-- START Supplied data --
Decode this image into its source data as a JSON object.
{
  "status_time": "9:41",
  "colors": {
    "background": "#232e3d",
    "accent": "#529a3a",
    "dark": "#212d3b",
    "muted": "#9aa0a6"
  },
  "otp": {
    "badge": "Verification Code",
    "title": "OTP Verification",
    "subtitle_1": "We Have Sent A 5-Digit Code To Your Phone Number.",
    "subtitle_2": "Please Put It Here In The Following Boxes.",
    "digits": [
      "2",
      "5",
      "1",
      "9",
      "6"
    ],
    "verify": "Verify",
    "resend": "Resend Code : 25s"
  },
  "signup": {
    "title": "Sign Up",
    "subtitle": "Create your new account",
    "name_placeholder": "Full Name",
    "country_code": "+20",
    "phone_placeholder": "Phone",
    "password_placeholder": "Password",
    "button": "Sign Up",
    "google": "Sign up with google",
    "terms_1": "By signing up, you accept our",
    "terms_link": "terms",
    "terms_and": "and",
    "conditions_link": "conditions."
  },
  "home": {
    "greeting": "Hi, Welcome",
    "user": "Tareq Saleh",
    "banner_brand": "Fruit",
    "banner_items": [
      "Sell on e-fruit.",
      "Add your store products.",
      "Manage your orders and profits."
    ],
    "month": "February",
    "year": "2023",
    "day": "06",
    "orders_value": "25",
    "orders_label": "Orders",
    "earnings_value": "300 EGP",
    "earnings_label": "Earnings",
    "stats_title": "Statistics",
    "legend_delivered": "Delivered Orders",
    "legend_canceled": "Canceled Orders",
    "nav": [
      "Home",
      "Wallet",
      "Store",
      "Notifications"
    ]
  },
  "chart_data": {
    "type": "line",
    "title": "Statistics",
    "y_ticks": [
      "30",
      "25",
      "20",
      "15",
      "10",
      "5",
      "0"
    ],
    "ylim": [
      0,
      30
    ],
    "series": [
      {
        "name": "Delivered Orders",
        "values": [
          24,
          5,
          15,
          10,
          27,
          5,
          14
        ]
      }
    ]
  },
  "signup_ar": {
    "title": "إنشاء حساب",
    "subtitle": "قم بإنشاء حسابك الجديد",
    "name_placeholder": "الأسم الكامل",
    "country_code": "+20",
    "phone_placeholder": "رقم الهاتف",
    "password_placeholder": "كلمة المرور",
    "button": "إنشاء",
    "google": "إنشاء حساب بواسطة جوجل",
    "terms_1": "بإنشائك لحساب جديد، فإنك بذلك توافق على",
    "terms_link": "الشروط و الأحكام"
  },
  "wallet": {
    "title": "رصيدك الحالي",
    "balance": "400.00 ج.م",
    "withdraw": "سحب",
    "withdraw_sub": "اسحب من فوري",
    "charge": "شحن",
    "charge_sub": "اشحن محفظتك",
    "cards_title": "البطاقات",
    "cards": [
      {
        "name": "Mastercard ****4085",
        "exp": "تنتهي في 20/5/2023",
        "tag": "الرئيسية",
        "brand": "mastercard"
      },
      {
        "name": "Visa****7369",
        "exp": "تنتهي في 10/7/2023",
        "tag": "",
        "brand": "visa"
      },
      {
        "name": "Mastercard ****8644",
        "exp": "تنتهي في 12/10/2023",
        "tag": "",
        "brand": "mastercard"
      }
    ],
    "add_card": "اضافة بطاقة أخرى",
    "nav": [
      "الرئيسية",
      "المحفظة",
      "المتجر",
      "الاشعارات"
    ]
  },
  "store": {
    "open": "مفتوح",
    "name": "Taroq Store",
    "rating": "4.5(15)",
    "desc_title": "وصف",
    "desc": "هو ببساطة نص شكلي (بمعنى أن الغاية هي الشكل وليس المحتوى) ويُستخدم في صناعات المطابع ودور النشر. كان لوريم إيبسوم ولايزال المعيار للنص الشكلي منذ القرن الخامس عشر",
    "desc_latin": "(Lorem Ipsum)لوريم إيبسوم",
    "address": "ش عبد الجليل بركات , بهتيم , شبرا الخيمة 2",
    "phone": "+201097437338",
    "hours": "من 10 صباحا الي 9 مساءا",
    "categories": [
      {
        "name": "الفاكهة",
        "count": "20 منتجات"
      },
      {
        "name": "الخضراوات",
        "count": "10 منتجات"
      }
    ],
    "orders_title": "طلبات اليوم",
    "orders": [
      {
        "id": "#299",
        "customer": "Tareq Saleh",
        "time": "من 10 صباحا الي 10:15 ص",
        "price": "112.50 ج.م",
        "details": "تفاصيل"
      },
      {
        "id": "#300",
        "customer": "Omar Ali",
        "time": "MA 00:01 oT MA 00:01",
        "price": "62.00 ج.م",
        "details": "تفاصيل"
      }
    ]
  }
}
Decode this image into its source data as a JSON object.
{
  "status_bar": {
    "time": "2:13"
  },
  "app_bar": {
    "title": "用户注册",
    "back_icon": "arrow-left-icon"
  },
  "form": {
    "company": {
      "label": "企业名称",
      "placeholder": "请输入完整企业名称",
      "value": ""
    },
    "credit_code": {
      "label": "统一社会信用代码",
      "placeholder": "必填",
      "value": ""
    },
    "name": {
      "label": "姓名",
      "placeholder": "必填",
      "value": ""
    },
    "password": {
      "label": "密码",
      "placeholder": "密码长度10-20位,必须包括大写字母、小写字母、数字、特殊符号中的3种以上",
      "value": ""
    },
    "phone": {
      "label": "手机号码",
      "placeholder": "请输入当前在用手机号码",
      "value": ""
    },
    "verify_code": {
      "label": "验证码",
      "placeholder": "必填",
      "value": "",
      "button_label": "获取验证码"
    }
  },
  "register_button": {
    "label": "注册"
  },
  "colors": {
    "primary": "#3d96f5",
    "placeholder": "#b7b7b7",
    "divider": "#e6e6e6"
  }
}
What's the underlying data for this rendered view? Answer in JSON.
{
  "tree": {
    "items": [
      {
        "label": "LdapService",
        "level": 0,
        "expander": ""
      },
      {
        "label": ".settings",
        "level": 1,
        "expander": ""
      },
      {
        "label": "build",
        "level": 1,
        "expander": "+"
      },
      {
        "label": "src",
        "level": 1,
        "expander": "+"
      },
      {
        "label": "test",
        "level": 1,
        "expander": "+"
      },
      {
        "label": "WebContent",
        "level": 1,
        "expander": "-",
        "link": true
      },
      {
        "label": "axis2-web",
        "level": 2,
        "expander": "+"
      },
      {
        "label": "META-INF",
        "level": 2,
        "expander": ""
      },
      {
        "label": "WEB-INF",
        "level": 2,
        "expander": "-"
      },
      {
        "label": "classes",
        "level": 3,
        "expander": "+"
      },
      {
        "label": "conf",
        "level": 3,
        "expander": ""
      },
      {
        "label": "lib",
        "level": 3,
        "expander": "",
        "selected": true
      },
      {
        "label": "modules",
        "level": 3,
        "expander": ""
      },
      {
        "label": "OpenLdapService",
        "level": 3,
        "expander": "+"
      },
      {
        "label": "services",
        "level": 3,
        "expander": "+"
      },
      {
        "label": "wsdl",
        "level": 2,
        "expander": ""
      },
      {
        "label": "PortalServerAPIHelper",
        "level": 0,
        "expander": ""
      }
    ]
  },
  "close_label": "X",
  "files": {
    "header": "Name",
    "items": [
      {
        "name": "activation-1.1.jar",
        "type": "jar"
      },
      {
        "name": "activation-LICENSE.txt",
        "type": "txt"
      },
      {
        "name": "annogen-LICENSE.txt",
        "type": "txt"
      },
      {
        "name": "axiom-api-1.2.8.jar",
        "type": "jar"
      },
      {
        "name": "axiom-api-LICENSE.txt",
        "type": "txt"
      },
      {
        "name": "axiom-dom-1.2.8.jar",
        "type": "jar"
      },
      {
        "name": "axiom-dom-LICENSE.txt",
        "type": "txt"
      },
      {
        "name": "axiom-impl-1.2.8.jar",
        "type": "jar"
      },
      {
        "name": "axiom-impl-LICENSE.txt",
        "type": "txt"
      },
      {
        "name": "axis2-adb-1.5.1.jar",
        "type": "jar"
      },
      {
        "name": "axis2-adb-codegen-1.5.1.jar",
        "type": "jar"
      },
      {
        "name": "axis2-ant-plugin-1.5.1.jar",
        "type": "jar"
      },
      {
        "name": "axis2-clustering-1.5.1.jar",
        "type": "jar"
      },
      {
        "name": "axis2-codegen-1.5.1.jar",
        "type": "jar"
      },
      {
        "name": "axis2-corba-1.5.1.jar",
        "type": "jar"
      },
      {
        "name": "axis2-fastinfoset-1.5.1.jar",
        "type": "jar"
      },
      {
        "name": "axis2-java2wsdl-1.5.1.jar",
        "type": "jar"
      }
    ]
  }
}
-- END Supplied data --
→ **Written exercise**
Above are several records. Count the lines among them that contain "Tareq" and give only the total.

→ **Response to the task**
2